▸ **Given request**: The entries below should be given again exactly, minus their pictures.

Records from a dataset
▬▬▬▬▬▬▬▬▬▬

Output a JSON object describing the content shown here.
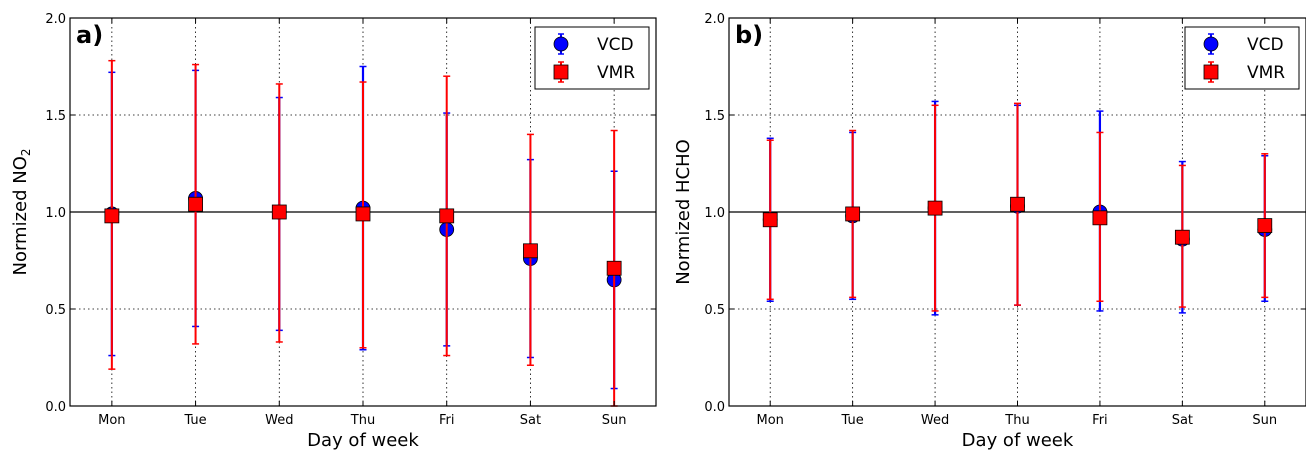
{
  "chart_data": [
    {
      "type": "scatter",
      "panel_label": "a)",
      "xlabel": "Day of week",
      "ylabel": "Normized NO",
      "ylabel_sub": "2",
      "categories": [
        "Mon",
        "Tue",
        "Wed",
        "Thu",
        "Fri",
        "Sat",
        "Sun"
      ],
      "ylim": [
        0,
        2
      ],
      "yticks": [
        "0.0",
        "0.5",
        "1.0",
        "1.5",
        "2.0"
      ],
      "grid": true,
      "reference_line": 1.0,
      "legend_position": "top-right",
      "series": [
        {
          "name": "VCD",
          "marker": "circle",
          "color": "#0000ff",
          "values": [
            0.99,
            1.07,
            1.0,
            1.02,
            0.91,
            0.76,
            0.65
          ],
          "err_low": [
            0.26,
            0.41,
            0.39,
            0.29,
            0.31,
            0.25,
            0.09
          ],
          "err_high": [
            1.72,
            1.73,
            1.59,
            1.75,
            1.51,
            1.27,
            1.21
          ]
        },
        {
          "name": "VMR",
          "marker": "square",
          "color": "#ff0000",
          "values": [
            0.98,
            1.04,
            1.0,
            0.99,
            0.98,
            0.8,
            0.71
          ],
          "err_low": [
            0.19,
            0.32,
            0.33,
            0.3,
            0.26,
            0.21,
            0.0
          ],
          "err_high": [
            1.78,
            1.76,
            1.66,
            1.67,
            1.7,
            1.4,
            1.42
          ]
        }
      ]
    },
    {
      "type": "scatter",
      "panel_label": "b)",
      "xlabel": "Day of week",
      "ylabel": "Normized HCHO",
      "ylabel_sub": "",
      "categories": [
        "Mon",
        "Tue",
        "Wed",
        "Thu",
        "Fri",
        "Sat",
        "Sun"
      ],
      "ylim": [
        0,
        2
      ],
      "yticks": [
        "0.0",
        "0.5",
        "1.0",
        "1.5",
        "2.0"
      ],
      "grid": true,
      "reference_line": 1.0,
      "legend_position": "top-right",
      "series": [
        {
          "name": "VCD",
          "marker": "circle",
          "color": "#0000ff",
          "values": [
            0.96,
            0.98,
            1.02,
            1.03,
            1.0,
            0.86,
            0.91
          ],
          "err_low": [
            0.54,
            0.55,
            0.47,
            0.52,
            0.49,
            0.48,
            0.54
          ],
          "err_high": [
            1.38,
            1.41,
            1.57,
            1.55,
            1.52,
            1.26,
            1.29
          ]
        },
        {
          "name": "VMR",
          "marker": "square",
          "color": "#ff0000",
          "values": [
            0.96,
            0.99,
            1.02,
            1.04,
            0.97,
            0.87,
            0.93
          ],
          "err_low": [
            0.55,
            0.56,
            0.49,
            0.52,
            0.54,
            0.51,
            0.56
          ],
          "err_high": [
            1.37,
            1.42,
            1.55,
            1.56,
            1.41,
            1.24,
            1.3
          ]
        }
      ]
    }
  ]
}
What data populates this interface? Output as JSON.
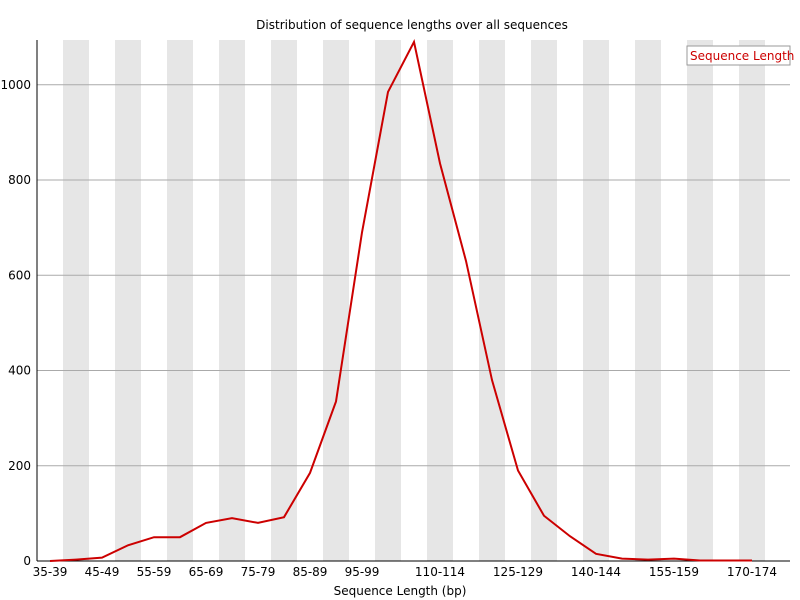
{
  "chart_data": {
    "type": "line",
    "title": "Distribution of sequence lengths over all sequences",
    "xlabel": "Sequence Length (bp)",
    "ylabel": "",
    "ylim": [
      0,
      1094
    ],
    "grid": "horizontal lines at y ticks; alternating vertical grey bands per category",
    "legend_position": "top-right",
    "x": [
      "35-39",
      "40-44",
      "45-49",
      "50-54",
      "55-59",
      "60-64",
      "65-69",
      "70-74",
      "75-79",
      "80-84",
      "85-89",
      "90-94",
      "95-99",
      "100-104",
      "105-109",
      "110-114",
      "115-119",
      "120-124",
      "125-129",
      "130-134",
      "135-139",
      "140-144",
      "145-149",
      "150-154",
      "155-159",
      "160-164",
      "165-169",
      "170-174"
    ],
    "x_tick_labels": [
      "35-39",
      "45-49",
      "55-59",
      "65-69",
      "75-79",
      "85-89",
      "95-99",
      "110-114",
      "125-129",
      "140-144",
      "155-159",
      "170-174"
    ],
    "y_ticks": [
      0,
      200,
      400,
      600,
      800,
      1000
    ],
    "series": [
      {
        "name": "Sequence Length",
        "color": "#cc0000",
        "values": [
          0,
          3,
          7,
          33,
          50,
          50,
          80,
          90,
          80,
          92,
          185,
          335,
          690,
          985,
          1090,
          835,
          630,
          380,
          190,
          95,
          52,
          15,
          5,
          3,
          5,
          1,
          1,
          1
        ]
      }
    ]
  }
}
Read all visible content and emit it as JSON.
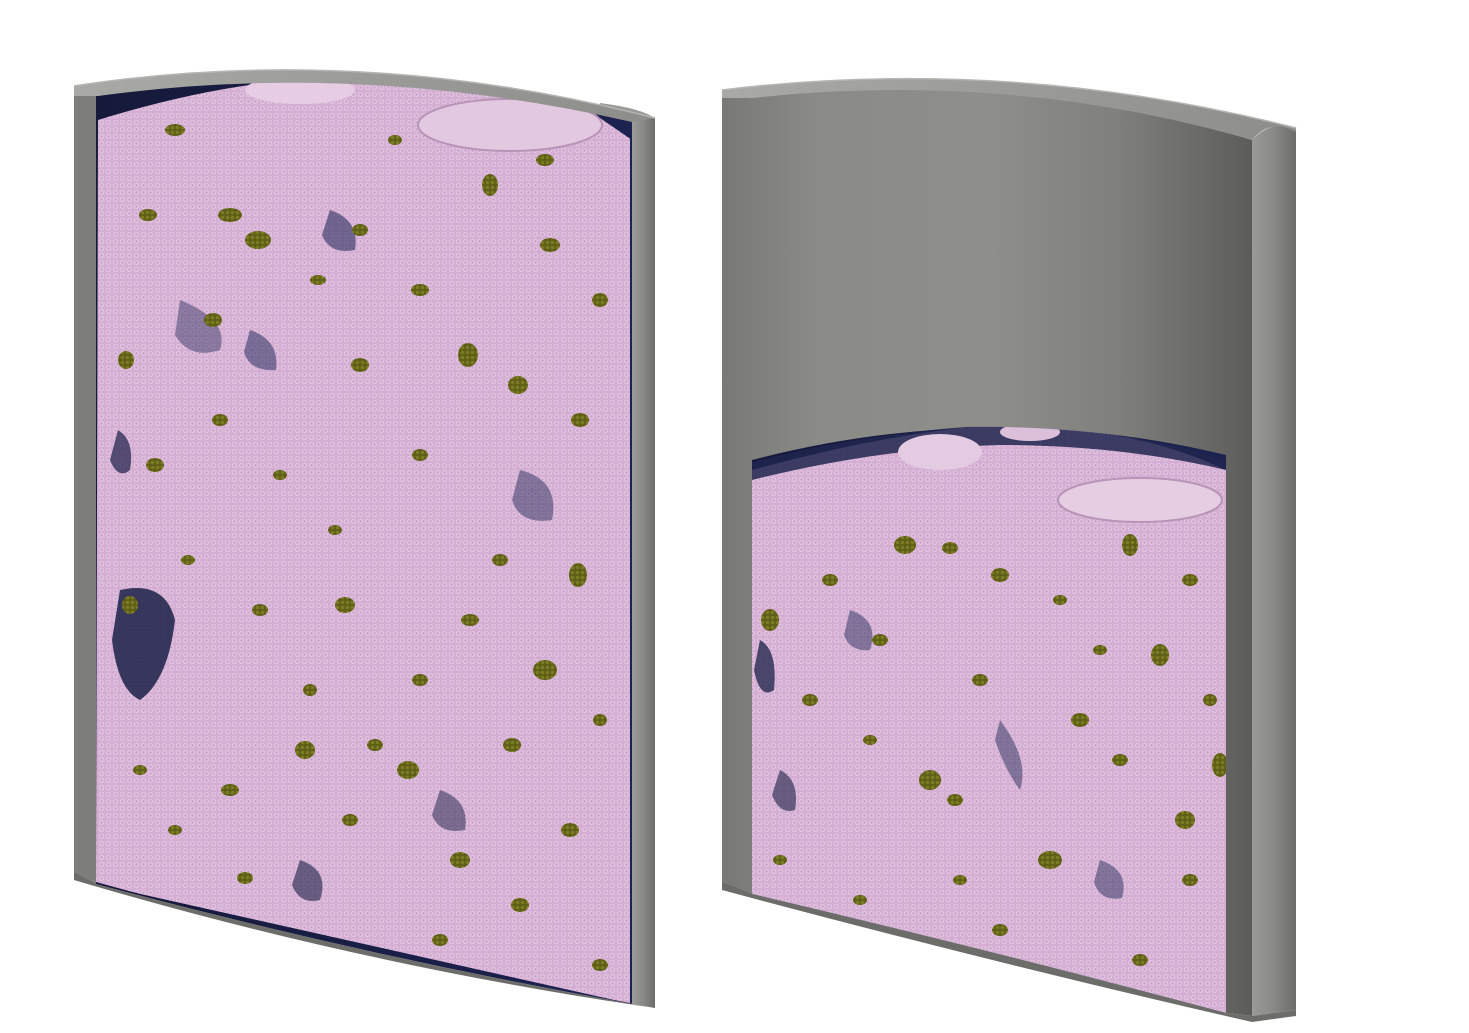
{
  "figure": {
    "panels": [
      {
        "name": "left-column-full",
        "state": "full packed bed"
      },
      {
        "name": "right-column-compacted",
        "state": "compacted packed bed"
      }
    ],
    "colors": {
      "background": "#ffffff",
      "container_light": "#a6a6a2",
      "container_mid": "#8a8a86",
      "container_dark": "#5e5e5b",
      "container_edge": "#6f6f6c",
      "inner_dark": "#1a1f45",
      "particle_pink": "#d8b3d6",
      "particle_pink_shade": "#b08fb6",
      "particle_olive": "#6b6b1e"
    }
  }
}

▬▬▬▬▬▬▬▬▬▬

▸ **Reply to the task**:
Output a JSON object describing the content shown here.
{
  "chart_data": [
    {
      "type": "scatter",
      "panel_label": "a)",
      "xlabel": "Day of week",
      "ylabel": "Normized NO",
      "ylabel_sub": "2",
      "categories": [
        "Mon",
        "Tue",
        "Wed",
        "Thu",
        "Fri",
        "Sat",
        "Sun"
      ],
      "ylim": [
        0,
        2
      ],
      "yticks": [
        "0.0",
        "0.5",
        "1.0",
        "1.5",
        "2.0"
      ],
      "grid": true,
      "reference_line": 1.0,
      "legend_position": "top-right",
      "series": [
        {
          "name": "VCD",
          "marker": "circle",
          "color": "#0000ff",
          "values": [
            0.99,
            1.07,
            1.0,
            1.02,
            0.91,
            0.76,
            0.65
          ],
          "err_low": [
            0.26,
            0.41,
            0.39,
            0.29,
            0.31,
            0.25,
            0.09
          ],
          "err_high": [
            1.72,
            1.73,
            1.59,
            1.75,
            1.51,
            1.27,
            1.21
          ]
        },
        {
          "name": "VMR",
          "marker": "square",
          "color": "#ff0000",
          "values": [
            0.98,
            1.04,
            1.0,
            0.99,
            0.98,
            0.8,
            0.71
          ],
          "err_low": [
            0.19,
            0.32,
            0.33,
            0.3,
            0.26,
            0.21,
            0.0
          ],
          "err_high": [
            1.78,
            1.76,
            1.66,
            1.67,
            1.7,
            1.4,
            1.42
          ]
        }
      ]
    },
    {
      "type": "scatter",
      "panel_label": "b)",
      "xlabel": "Day of week",
      "ylabel": "Normized HCHO",
      "ylabel_sub": "",
      "categories": [
        "Mon",
        "Tue",
        "Wed",
        "Thu",
        "Fri",
        "Sat",
        "Sun"
      ],
      "ylim": [
        0,
        2
      ],
      "yticks": [
        "0.0",
        "0.5",
        "1.0",
        "1.5",
        "2.0"
      ],
      "grid": true,
      "reference_line": 1.0,
      "legend_position": "top-right",
      "series": [
        {
          "name": "VCD",
          "marker": "circle",
          "color": "#0000ff",
          "values": [
            0.96,
            0.98,
            1.02,
            1.03,
            1.0,
            0.86,
            0.91
          ],
          "err_low": [
            0.54,
            0.55,
            0.47,
            0.52,
            0.49,
            0.48,
            0.54
          ],
          "err_high": [
            1.38,
            1.41,
            1.57,
            1.55,
            1.52,
            1.26,
            1.29
          ]
        },
        {
          "name": "VMR",
          "marker": "square",
          "color": "#ff0000",
          "values": [
            0.96,
            0.99,
            1.02,
            1.04,
            0.97,
            0.87,
            0.93
          ],
          "err_low": [
            0.55,
            0.56,
            0.49,
            0.52,
            0.54,
            0.51,
            0.56
          ],
          "err_high": [
            1.37,
            1.42,
            1.55,
            1.56,
            1.41,
            1.24,
            1.3
          ]
        }
      ]
    }
  ]
}
What data populates this interface? Output as JSON.
{
  "chart_data": {
    "type": "line",
    "title": "Distribution of sequence lengths over all sequences",
    "xlabel": "Sequence Length (bp)",
    "ylabel": "",
    "ylim": [
      0,
      1094
    ],
    "grid": "horizontal lines at y ticks; alternating vertical grey bands per category",
    "legend_position": "top-right",
    "x": [
      "35-39",
      "40-44",
      "45-49",
      "50-54",
      "55-59",
      "60-64",
      "65-69",
      "70-74",
      "75-79",
      "80-84",
      "85-89",
      "90-94",
      "95-99",
      "100-104",
      "105-109",
      "110-114",
      "115-119",
      "120-124",
      "125-129",
      "130-134",
      "135-139",
      "140-144",
      "145-149",
      "150-154",
      "155-159",
      "160-164",
      "165-169",
      "170-174"
    ],
    "x_tick_labels": [
      "35-39",
      "45-49",
      "55-59",
      "65-69",
      "75-79",
      "85-89",
      "95-99",
      "110-114",
      "125-129",
      "140-144",
      "155-159",
      "170-174"
    ],
    "y_ticks": [
      0,
      200,
      400,
      600,
      800,
      1000
    ],
    "series": [
      {
        "name": "Sequence Length",
        "color": "#cc0000",
        "values": [
          0,
          3,
          7,
          33,
          50,
          50,
          80,
          90,
          80,
          92,
          185,
          335,
          690,
          985,
          1090,
          835,
          630,
          380,
          190,
          95,
          52,
          15,
          5,
          3,
          5,
          1,
          1,
          1
        ]
      }
    ]
  }
}
Read all visible content and emit it as JSON.
{
  "figure": {
    "panels": [
      {
        "name": "left-column-full",
        "state": "full packed bed"
      },
      {
        "name": "right-column-compacted",
        "state": "compacted packed bed"
      }
    ],
    "colors": {
      "background": "#ffffff",
      "container_light": "#a6a6a2",
      "container_mid": "#8a8a86",
      "container_dark": "#5e5e5b",
      "container_edge": "#6f6f6c",
      "inner_dark": "#1a1f45",
      "particle_pink": "#d8b3d6",
      "particle_pink_shade": "#b08fb6",
      "particle_olive": "#6b6b1e"
    }
  }
}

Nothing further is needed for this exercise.